WHAT IS REQUIRED:
Write out the complete material exactly as it stands.

SOURCE MATERIAL:
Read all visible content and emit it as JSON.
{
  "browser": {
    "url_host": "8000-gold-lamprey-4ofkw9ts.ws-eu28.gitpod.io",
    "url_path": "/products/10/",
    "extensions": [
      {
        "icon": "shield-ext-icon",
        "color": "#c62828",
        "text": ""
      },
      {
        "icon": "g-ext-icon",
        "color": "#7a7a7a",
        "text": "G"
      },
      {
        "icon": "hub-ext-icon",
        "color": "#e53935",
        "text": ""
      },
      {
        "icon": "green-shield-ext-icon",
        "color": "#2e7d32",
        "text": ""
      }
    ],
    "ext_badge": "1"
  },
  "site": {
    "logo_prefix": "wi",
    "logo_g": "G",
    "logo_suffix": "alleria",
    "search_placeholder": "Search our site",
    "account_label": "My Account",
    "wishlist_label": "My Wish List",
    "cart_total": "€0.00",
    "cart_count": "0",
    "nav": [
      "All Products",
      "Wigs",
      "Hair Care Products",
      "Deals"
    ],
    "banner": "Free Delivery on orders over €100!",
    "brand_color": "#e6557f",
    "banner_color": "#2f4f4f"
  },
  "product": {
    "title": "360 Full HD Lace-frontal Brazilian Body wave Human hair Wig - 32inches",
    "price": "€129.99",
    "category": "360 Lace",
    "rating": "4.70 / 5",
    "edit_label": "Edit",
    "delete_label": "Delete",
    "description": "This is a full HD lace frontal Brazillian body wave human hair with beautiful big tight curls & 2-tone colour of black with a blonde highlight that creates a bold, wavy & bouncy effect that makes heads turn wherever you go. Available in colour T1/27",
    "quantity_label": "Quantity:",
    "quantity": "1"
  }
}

COMPLETED TASK:
Read all visible content and emit it as JSON.
{
  "browser": {
    "url_host": "8000-gold-lamprey-4ofkw9ts.ws-eu28.gitpod.io",
    "url_path": "/products/10/",
    "extensions": [
      {
        "icon": "shield-ext-icon",
        "color": "#c62828",
        "text": ""
      },
      {
        "icon": "g-ext-icon",
        "color": "#7a7a7a",
        "text": "G"
      },
      {
        "icon": "hub-ext-icon",
        "color": "#e53935",
        "text": ""
      },
      {
        "icon": "green-shield-ext-icon",
        "color": "#2e7d32",
        "text": ""
      }
    ],
    "ext_badge": "1"
  },
  "site": {
    "logo_prefix": "wi",
    "logo_g": "G",
    "logo_suffix": "alleria",
    "search_placeholder": "Search our site",
    "account_label": "My Account",
    "wishlist_label": "My Wish List",
    "cart_total": "€0.00",
    "cart_count": "0",
    "nav": [
      "All Products",
      "Wigs",
      "Hair Care Products",
      "Deals"
    ],
    "banner": "Free Delivery on orders over €100!",
    "brand_color": "#e6557f",
    "banner_color": "#2f4f4f"
  },
  "product": {
    "title": "360 Full HD Lace-frontal Brazilian Body wave Human hair Wig - 32inches",
    "price": "€129.99",
    "category": "360 Lace",
    "rating": "4.70 / 5",
    "edit_label": "Edit",
    "delete_label": "Delete",
    "description": "This is a full HD lace frontal Brazillian body wave human hair with beautiful big tight curls & 2-tone colour of black with a blonde highlight that creates a bold, wavy & bouncy effect that makes heads turn wherever you go. Available in colour T1/27",
    "quantity_label": "Quantity:",
    "quantity": "1"
  }
}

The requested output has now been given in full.